Dataset excerpt:

+ + + + + + +

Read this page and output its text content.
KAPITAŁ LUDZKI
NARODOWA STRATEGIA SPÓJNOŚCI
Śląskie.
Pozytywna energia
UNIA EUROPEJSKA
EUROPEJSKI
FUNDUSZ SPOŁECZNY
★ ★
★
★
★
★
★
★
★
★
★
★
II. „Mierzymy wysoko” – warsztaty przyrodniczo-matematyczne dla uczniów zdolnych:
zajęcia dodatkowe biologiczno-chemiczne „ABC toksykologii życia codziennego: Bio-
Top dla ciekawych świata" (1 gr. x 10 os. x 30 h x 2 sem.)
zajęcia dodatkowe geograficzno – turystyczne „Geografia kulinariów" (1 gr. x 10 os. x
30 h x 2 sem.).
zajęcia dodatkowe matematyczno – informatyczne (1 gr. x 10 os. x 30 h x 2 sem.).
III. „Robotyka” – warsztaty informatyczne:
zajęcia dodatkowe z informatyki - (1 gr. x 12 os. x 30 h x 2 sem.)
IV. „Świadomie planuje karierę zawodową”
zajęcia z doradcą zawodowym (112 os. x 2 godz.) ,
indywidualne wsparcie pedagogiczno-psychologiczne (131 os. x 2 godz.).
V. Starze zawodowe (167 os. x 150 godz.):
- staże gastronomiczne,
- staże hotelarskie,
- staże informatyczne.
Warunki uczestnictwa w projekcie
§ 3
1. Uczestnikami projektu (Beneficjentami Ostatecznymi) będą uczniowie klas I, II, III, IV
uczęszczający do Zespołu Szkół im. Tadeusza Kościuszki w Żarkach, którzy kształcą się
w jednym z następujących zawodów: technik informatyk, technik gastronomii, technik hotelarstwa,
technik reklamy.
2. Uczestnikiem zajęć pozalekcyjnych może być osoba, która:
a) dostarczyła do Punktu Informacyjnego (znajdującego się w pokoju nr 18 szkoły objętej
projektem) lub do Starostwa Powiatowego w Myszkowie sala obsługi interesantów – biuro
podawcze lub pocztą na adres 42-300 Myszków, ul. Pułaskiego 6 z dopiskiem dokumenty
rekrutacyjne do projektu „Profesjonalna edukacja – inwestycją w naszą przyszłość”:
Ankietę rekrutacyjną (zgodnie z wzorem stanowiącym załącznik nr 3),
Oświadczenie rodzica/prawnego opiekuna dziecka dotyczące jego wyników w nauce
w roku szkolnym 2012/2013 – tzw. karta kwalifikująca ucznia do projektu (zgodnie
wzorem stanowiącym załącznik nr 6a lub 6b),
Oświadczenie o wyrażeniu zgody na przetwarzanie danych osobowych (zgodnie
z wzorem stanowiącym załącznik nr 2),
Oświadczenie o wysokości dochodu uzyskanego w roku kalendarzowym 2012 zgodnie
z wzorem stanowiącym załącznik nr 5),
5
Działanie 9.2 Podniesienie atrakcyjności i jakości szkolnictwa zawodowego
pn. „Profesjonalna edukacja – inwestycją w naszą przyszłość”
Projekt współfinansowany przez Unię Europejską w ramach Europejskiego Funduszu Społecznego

+ + + + + + +

Exercise instructions: Each line above that holds the string "inwestycją" should be copied and shown.

Expected answer:
rekrutacyjne do projektu „Profesjonalna edukacja – inwestycją w naszą przyszłość”:
pn. „Profesjonalna edukacja – inwestycją w naszą przyszłość”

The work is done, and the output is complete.